* _What to produce_: Pick out each line in these entries that contains the string "rocks".

* _Figure record listings_:
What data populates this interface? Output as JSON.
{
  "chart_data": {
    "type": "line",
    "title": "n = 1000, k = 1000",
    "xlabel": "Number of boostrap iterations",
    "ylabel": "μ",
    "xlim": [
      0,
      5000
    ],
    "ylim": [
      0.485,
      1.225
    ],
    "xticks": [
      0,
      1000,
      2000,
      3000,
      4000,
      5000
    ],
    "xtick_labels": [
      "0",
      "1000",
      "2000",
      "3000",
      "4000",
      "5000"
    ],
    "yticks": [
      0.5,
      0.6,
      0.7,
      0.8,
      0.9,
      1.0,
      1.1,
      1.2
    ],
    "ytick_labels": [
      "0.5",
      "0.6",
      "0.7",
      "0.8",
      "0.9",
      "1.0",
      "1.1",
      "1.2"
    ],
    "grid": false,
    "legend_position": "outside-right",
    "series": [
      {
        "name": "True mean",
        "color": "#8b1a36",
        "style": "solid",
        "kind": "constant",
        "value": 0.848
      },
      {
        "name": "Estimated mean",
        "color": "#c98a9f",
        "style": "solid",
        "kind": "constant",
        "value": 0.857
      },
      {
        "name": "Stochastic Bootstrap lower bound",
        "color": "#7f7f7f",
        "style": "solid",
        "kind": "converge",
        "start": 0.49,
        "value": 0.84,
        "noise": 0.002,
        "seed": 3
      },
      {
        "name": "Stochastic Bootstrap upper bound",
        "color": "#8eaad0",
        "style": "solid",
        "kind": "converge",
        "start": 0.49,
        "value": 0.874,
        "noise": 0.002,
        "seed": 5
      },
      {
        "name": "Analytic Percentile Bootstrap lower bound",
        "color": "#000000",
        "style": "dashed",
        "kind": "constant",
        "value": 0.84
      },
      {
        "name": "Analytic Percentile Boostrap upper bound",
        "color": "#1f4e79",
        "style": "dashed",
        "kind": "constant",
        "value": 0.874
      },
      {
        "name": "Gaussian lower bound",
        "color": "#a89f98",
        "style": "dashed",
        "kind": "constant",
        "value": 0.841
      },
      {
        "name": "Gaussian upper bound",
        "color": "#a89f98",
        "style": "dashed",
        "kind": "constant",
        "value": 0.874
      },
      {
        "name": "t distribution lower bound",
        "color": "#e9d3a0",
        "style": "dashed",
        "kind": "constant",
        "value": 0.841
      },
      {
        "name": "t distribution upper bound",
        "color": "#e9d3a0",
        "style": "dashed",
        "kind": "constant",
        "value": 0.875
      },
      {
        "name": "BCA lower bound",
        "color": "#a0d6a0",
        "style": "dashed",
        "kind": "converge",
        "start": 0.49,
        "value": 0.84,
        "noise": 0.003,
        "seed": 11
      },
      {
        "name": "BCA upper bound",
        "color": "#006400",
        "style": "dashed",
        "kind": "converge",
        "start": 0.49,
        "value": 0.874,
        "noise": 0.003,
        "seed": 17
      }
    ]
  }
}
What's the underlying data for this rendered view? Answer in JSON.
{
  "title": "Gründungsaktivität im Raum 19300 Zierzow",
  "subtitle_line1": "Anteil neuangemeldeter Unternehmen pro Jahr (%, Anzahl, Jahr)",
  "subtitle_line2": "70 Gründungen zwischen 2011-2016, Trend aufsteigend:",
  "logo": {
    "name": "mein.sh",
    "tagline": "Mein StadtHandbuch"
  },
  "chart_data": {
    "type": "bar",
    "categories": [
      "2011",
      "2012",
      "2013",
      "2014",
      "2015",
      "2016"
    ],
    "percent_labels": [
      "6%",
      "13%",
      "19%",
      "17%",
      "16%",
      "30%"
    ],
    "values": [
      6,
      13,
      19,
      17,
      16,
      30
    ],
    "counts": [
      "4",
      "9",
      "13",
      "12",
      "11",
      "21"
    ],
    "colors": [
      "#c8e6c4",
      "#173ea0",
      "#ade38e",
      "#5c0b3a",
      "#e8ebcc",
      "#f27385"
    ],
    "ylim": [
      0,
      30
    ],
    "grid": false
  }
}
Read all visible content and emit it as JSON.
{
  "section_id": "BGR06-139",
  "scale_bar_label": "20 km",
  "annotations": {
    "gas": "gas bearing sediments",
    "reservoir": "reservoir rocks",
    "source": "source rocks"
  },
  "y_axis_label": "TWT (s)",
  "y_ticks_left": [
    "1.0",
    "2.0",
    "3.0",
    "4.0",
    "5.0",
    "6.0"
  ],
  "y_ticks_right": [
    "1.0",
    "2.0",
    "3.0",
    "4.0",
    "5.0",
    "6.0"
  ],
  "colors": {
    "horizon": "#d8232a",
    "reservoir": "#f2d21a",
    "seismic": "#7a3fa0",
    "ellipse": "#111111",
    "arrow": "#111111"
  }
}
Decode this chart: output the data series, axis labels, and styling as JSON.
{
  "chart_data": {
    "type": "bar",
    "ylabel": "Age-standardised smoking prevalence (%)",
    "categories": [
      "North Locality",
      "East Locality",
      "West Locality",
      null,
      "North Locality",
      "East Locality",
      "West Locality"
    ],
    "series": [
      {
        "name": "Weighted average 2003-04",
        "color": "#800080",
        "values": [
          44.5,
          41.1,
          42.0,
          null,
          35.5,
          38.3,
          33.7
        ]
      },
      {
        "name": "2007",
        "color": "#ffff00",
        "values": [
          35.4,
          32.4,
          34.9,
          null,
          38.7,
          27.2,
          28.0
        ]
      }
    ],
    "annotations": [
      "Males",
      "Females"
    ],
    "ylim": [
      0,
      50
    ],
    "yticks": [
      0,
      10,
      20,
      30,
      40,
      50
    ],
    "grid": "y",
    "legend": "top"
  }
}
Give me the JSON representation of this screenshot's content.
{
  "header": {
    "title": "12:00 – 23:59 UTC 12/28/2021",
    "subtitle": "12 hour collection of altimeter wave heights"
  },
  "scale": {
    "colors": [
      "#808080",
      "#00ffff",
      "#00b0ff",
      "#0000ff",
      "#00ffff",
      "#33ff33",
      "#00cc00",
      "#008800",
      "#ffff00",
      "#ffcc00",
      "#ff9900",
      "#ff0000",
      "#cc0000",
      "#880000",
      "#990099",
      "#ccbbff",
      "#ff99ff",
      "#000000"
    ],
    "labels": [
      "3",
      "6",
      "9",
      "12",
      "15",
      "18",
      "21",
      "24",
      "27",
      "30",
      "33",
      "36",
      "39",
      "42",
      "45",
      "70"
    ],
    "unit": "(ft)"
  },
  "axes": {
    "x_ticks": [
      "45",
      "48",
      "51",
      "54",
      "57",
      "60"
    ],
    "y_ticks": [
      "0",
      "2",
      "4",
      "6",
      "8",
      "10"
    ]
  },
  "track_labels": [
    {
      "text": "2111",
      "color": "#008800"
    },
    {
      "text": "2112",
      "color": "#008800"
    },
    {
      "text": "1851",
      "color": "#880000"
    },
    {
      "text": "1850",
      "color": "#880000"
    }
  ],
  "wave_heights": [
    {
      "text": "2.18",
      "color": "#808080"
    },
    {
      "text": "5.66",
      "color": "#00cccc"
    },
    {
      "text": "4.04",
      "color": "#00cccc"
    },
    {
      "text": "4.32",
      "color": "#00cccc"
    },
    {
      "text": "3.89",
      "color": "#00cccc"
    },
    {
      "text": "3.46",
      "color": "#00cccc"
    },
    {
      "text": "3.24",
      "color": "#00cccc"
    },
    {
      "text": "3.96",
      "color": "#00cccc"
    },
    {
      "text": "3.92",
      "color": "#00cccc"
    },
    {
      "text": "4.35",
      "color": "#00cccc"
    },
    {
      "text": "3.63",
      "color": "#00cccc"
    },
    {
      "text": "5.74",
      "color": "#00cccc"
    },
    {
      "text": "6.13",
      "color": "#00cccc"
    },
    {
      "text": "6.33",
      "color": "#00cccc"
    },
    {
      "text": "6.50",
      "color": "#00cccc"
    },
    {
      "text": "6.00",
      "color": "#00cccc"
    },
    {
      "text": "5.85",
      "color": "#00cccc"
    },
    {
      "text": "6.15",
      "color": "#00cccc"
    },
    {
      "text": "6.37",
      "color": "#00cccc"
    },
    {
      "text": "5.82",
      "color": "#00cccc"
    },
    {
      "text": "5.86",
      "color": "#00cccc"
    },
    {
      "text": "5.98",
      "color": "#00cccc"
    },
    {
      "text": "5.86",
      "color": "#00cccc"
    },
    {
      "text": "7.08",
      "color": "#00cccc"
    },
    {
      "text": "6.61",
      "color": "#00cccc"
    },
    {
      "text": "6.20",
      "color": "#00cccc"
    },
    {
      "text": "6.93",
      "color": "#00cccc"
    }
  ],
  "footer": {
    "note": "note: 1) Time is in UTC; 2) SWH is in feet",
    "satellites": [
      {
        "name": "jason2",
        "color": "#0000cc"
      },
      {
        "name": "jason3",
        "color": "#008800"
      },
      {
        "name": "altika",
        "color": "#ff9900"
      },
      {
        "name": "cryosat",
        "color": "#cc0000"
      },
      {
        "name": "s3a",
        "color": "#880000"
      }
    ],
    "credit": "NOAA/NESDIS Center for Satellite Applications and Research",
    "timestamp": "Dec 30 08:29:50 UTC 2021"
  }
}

* _Written response_:
    "reservoir": "reservoir rocks",
    "source": "source rocks"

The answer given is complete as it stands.